__DIRECTIONS FOR THIS TASK__:
Report every line of the entries below that contains the string "right", copying each line in full.

[Begin]

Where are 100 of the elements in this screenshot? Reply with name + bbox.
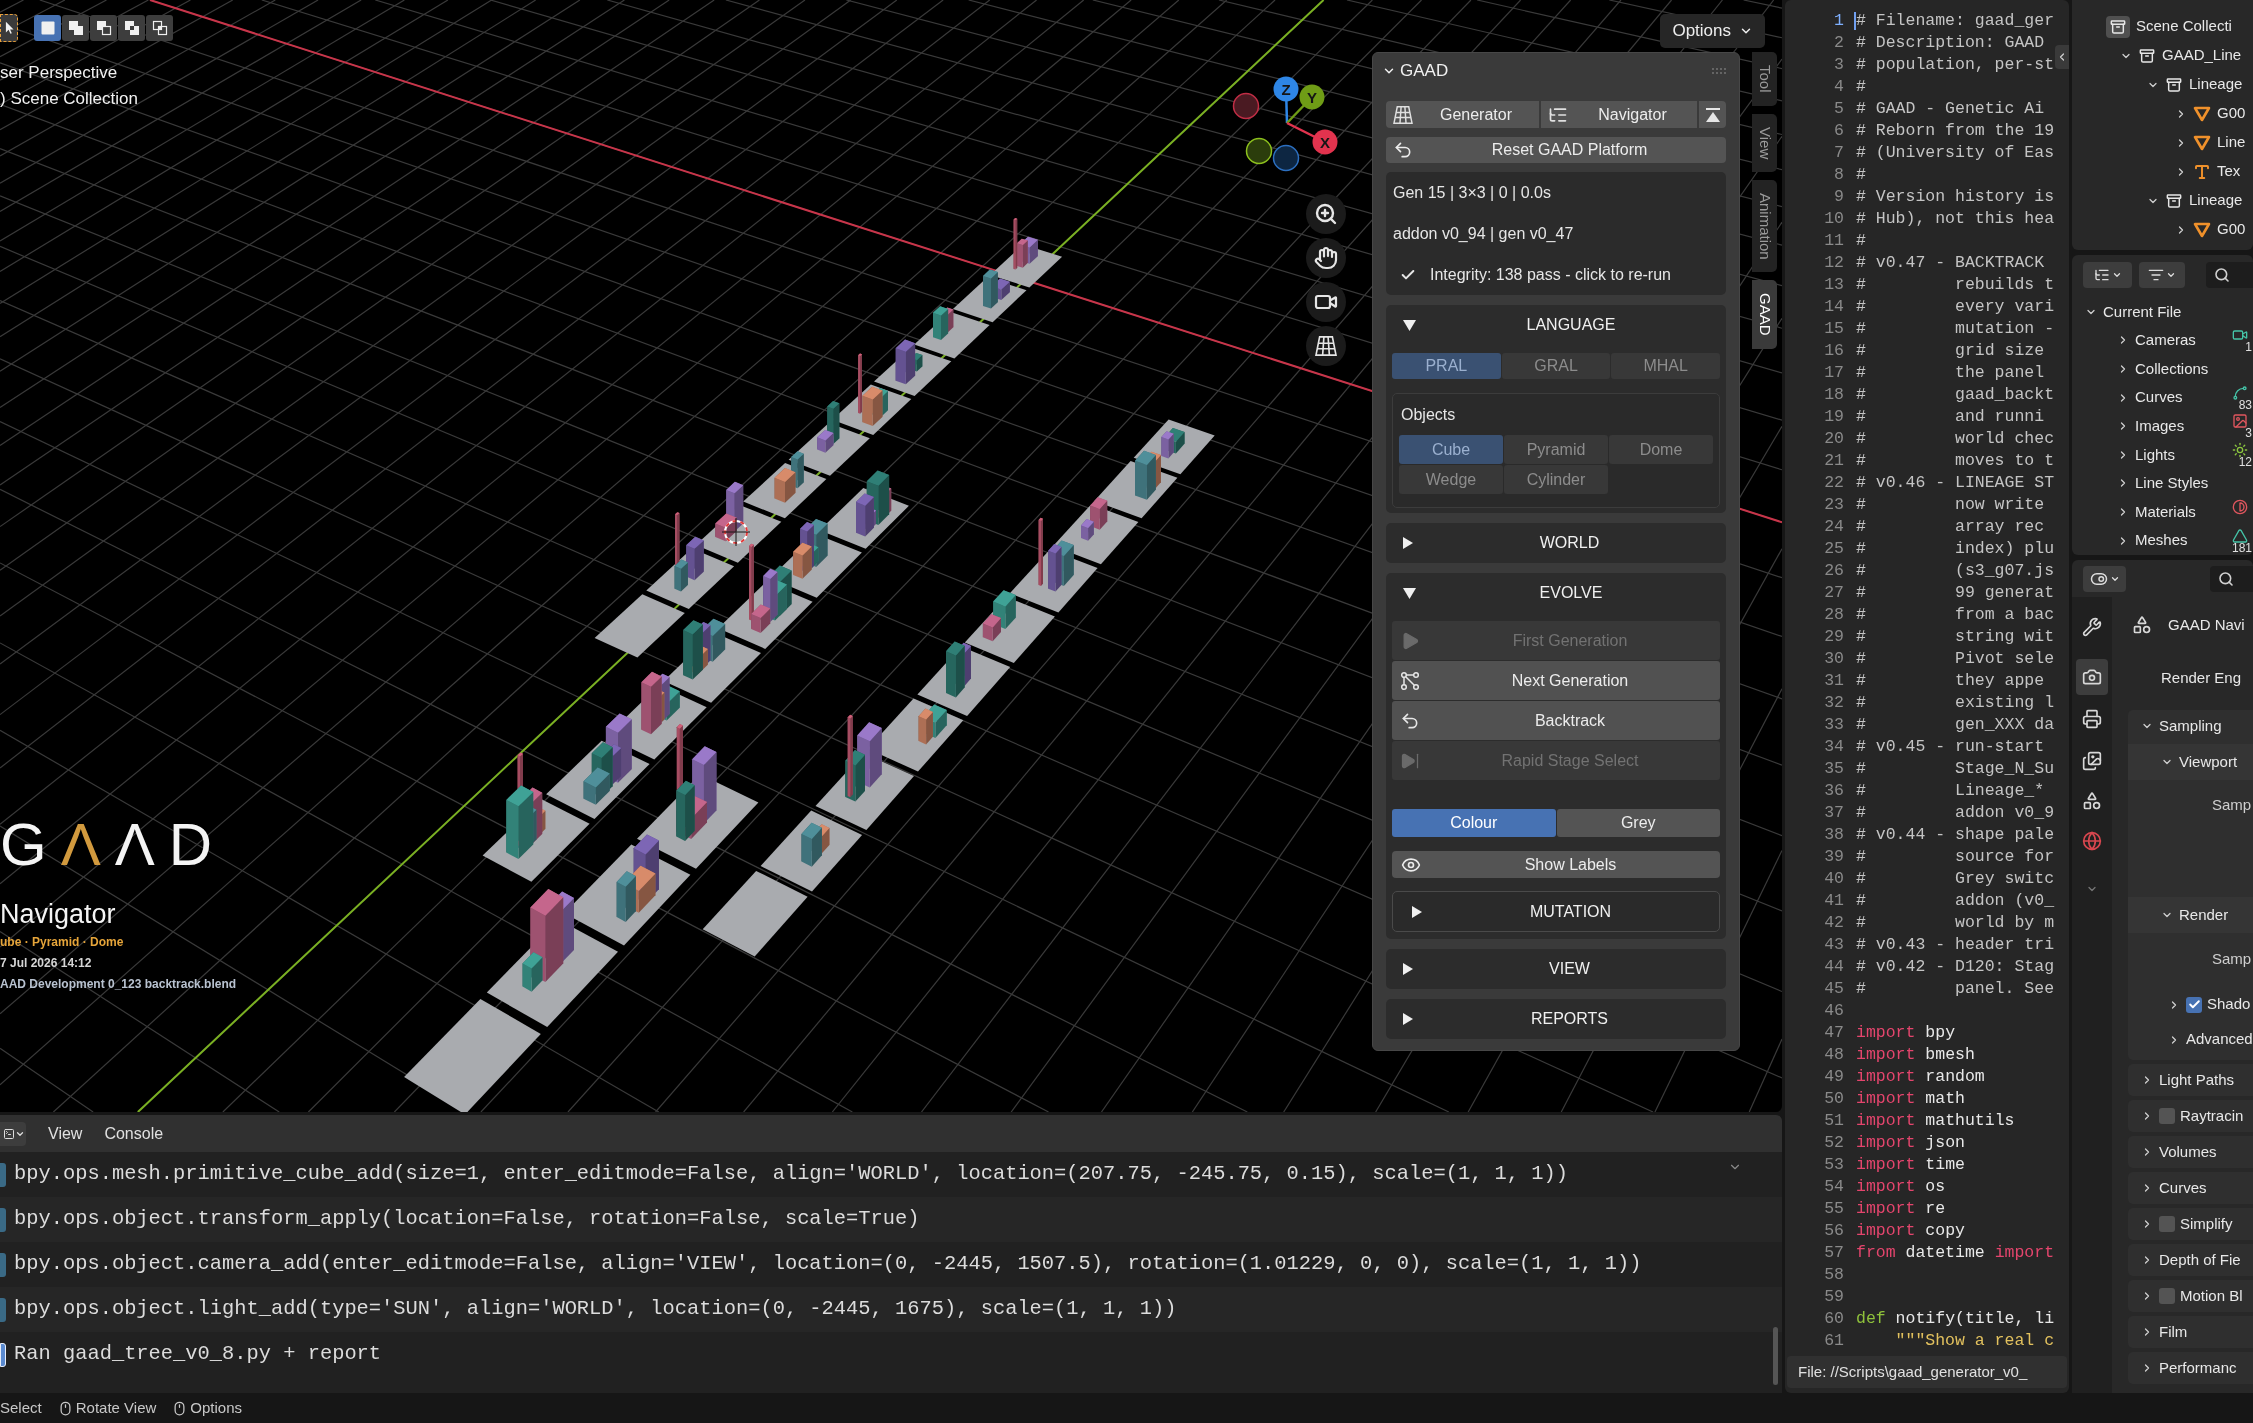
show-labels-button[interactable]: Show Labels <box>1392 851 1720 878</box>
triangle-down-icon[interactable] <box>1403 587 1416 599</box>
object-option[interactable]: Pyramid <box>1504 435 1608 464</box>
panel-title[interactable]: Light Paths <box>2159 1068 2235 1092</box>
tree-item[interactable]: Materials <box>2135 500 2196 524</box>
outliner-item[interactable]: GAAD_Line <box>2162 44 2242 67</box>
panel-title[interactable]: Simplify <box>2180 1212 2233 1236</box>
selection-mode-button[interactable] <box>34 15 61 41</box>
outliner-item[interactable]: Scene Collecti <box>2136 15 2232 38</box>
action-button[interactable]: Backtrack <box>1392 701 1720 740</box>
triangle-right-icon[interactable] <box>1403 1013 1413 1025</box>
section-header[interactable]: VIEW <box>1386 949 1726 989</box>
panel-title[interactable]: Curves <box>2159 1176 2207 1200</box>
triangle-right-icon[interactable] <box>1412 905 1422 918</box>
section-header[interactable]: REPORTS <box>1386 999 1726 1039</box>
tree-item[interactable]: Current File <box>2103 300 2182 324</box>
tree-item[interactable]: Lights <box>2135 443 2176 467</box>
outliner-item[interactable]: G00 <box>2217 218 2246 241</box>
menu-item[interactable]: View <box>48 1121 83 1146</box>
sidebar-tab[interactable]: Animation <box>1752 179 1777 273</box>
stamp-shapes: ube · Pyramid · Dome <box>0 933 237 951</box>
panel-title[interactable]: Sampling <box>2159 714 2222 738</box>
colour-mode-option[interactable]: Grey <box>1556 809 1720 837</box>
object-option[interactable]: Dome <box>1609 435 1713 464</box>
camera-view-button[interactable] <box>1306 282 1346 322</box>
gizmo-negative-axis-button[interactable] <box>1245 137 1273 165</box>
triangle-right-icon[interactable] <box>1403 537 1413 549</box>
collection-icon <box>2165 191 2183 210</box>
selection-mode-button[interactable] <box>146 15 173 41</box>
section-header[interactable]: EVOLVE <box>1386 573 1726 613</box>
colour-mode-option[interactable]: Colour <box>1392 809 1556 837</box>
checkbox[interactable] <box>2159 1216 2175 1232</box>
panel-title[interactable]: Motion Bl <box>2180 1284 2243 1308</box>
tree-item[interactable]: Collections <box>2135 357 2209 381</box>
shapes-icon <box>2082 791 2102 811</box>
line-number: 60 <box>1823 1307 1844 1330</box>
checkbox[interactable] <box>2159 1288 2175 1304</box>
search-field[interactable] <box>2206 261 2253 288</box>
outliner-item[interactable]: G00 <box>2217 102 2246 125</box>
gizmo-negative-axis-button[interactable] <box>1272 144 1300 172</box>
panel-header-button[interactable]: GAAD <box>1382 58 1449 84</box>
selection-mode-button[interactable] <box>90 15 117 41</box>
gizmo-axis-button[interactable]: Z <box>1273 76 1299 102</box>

[End]

__RESPONSE TO THIS TASK__:
triangle-right-icon[interactable] <box>1403 1013 1413 1025</box>
triangle-right-icon[interactable] <box>1412 905 1422 918</box>
triangle-right-icon[interactable] <box>1403 537 1413 549</box>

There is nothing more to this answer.